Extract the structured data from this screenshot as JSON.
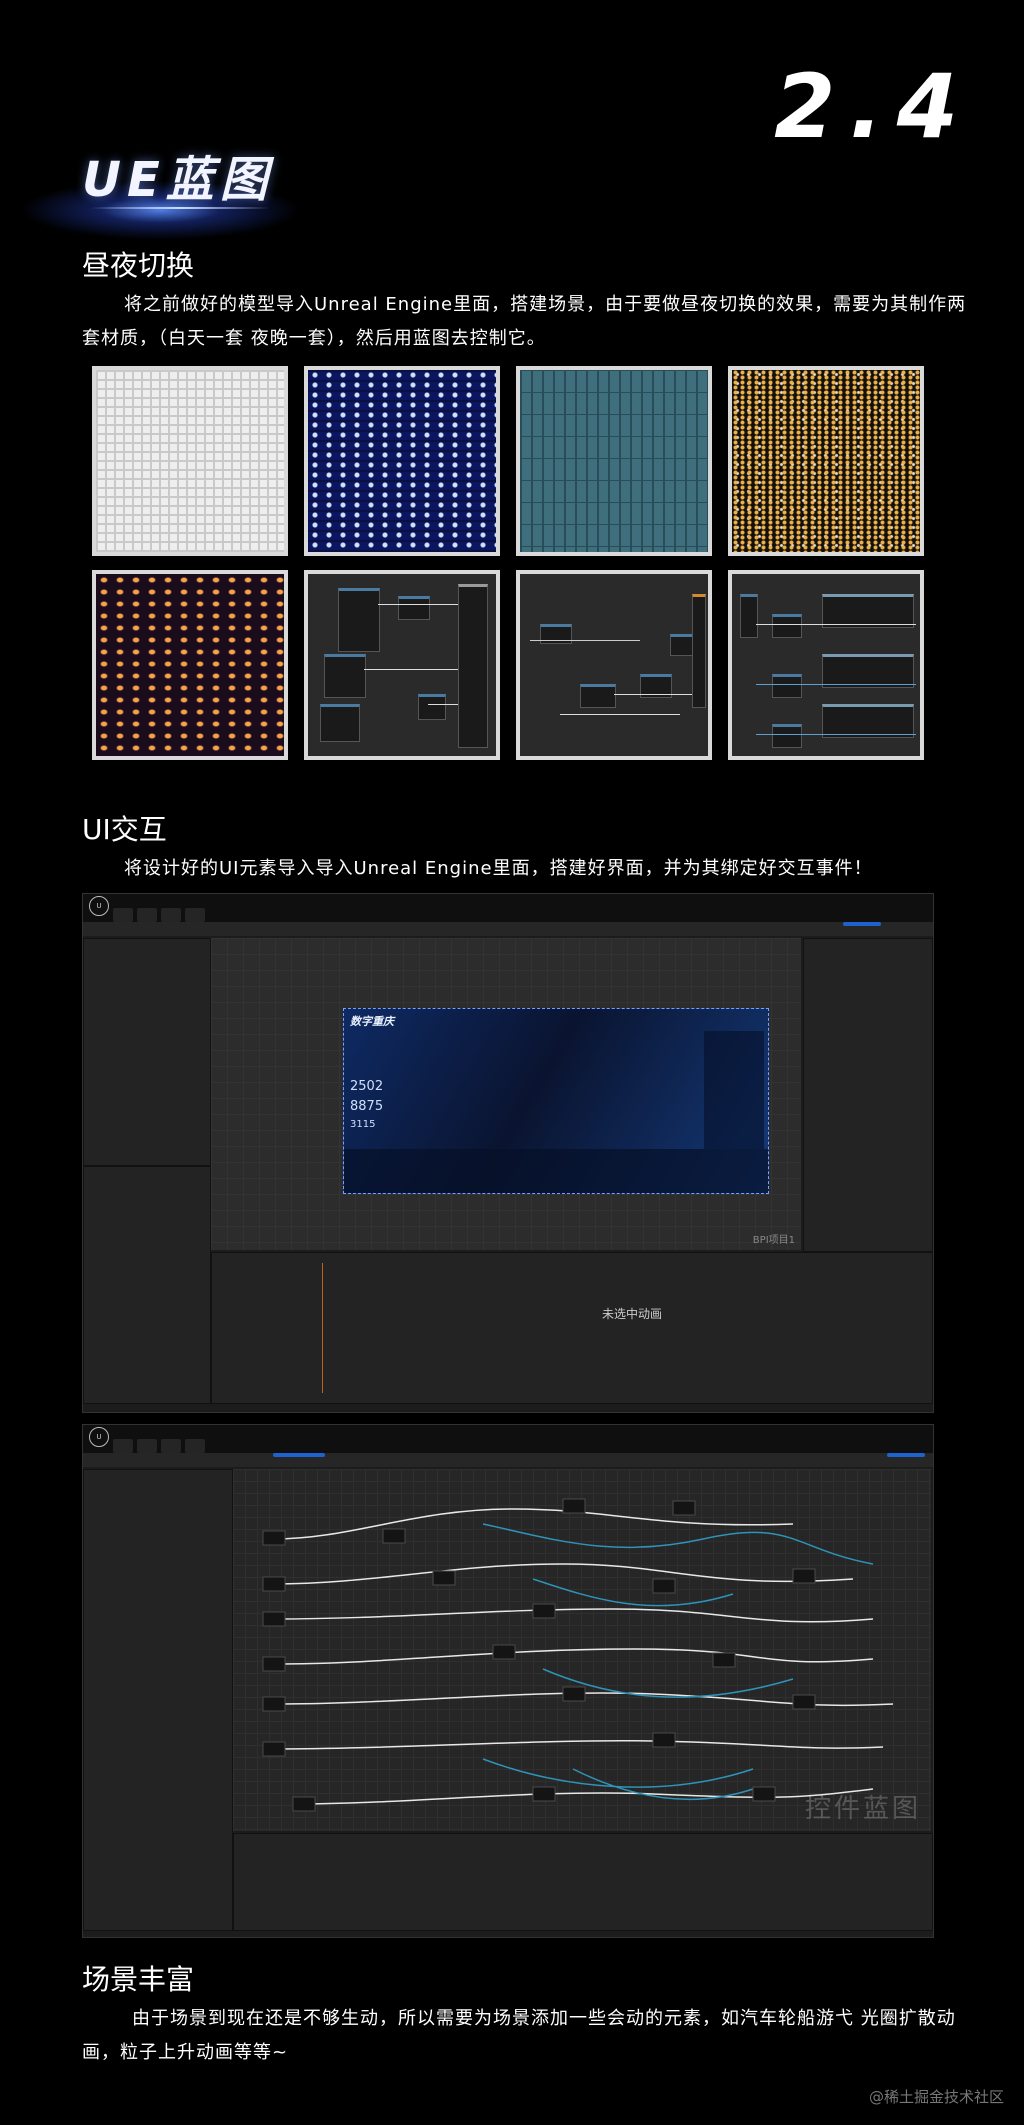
{
  "header": {
    "section_number": "2.4",
    "title": "UE蓝图"
  },
  "section_day_night": {
    "heading": "昼夜切换",
    "body_line1": "将之前做好的模型导入Unreal Engine里面，搭建场景，由于要做昼夜切换的效果，需要为其制作两",
    "body_line2": "套材质，（白天一套 夜晚一套），然后用蓝图去控制它。",
    "tiles": [
      "white-window-texture",
      "blue-night-window-texture",
      "teal-glass-facade-texture",
      "dark-facade-lit-windows-texture",
      "purple-night-lit-windows-texture",
      "material-node-graph",
      "blueprint-node-graph",
      "blueprint-node-graph-wide"
    ]
  },
  "section_ui": {
    "heading": "UI交互",
    "body": "将设计好的UI元素导入导入Unreal Engine里面，搭建好界面，并为其绑定好交互事件！",
    "window1": {
      "anim_placeholder": "未选中动画",
      "dashboard_title": "数字重庆",
      "watermark": "BPI项目1",
      "number1": "2502",
      "number2": "8875",
      "number3": "3115"
    },
    "window2": {
      "watermark": "控件蓝图"
    }
  },
  "section_scene": {
    "heading": "场景丰富",
    "body_line1": "由于场景到现在还是不够生动，所以需要为场景添加一些会动的元素，如汽车轮船游弋 光圈扩散动",
    "body_line2": "画，粒子上升动画等等~"
  },
  "footer": {
    "credit": "@稀土掘金技术社区"
  }
}
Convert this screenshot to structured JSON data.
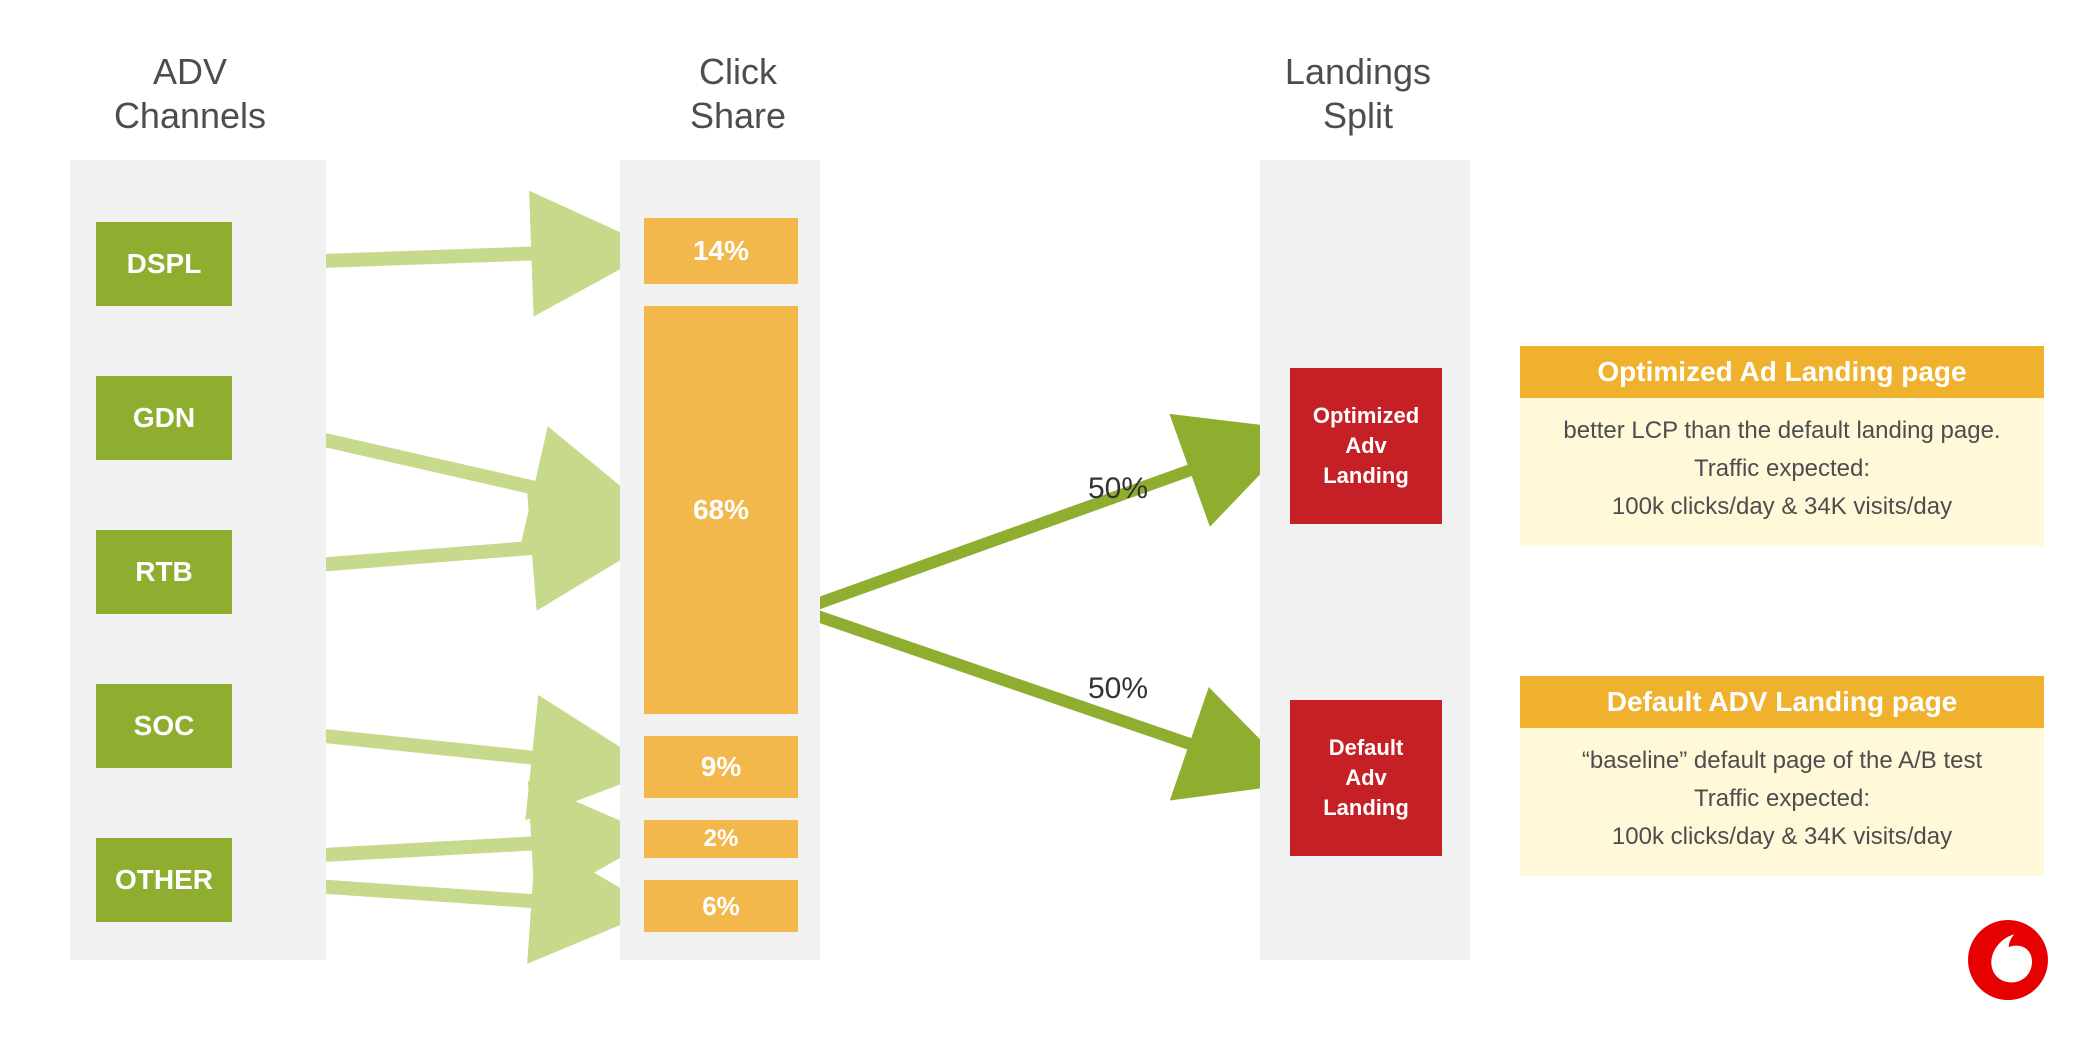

WRITTEN EXERCISE: Count the lines of these entries that hold the string "JSON", and give only that number.

RESPONSE TO THIS TASK: 2